**Extracted data entries:**
** START **

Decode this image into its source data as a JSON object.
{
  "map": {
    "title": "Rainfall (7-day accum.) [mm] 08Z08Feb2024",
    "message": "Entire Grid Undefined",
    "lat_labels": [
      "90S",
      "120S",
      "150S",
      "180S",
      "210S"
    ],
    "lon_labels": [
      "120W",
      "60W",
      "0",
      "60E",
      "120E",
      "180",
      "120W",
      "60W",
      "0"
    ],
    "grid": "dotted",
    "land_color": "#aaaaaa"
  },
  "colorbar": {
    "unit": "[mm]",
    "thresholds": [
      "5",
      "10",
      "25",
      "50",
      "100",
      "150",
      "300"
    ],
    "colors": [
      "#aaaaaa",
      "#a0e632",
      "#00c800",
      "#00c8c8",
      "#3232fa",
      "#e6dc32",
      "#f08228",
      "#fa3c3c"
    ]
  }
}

** END **

**Set exercise:**
Extract all of the data shown above and repeat it verbatim.

**Solution for this task:**
Decode this image into its source data as a JSON object.
{
  "map": {
    "title": "Rainfall (7-day accum.) [mm] 08Z08Feb2024",
    "message": "Entire Grid Undefined",
    "lat_labels": [
      "90S",
      "120S",
      "150S",
      "180S",
      "210S"
    ],
    "lon_labels": [
      "120W",
      "60W",
      "0",
      "60E",
      "120E",
      "180",
      "120W",
      "60W",
      "0"
    ],
    "grid": "dotted",
    "land_color": "#aaaaaa"
  },
  "colorbar": {
    "unit": "[mm]",
    "thresholds": [
      "5",
      "10",
      "25",
      "50",
      "100",
      "150",
      "300"
    ],
    "colors": [
      "#aaaaaa",
      "#a0e632",
      "#00c800",
      "#00c8c8",
      "#3232fa",
      "#e6dc32",
      "#f08228",
      "#fa3c3c"
    ]
  }
}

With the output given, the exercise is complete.